* [Exercise task] Transcribe every entry word for word, leaving out all images.

* [Records provided]

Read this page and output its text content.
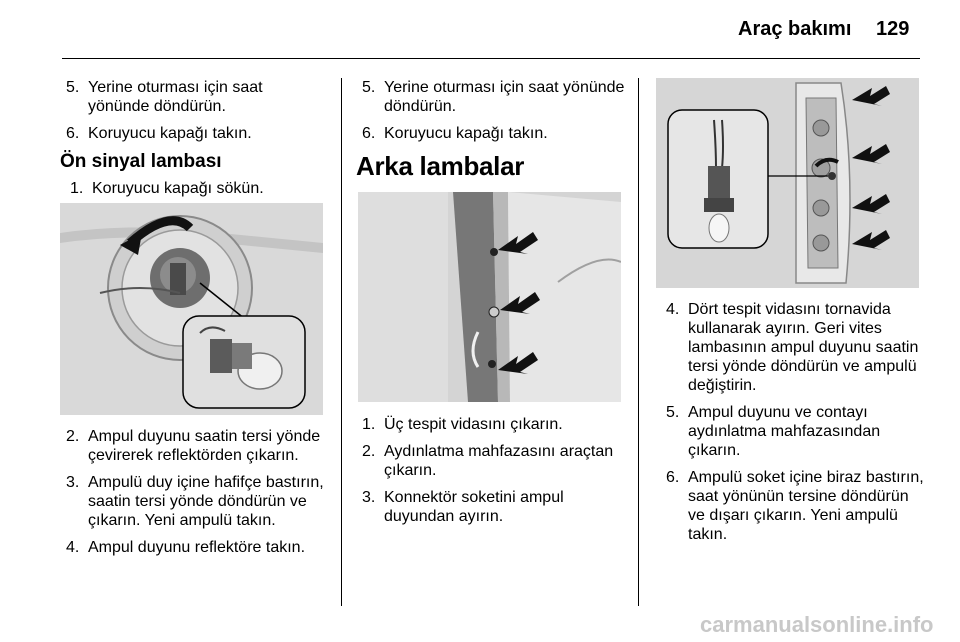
Araç bakımı 129
5. Yerine oturması için saat yönünde döndürün.
6. Koruyucu kapağı takın.
Ön sinyal lambası
1. Koruyucu kapağı sökün.
2. Ampul duyunu saatin tersi yönde çevirerek reflektörden çıkarın.
3. Ampulü duy içine hafifçe bastırın, saatin tersi yönde döndürün ve çıkarın. Yeni ampulü takın.
4. Ampul duyunu reflektöre takın.
5. Yerine oturması için saat yönünde döndürün.
6. Koruyucu kapağı takın.
Arka lambalar
1. Üç tespit vidasını çıkarın.
2. Aydınlatma mahfazasını araçtan çıkarın.
3. Konnektör soketini ampul duyundan ayırın.
4. Dört tespit vidasını tornavida kullanarak ayırın. Geri vites lambasının ampul duyunu saatin tersi yönde döndürün ve ampulü değiştirin.
5. Ampul duyunu ve contayı aydınlatma mahfazasından çıkarın.
6. Ampulü soket içine biraz bastırın, saat yönünün tersine döndürün ve dışarı çıkarın. Yeni ampulü takın.
carmanualsonline.info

* [Exercise output]
Read this page and output its text content.
Araç bakımı 129
5. Yerine oturması için saat yönünde döndürün.
6. Koruyucu kapağı takın.
Ön sinyal lambası
1. Koruyucu kapağı sökün.
2. Ampul duyunu saatin tersi yönde çevirerek reflektörden çıkarın.
3. Ampulü duy içine hafifçe bastırın, saatin tersi yönde döndürün ve çıkarın. Yeni ampulü takın.
4. Ampul duyunu reflektöre takın.
5. Yerine oturması için saat yönünde döndürün.
6. Koruyucu kapağı takın.
Arka lambalar
1. Üç tespit vidasını çıkarın.
2. Aydınlatma mahfazasını araçtan çıkarın.
3. Konnektör soketini ampul duyundan ayırın.
4. Dört tespit vidasını tornavida kullanarak ayırın. Geri vites lambasının ampul duyunu saatin tersi yönde döndürün ve ampulü değiştirin.
5. Ampul duyunu ve contayı aydınlatma mahfazasından çıkarın.
6. Ampulü soket içine biraz bastırın, saat yönünün tersine döndürün ve dışarı çıkarın. Yeni ampulü takın.
carmanualsonline.info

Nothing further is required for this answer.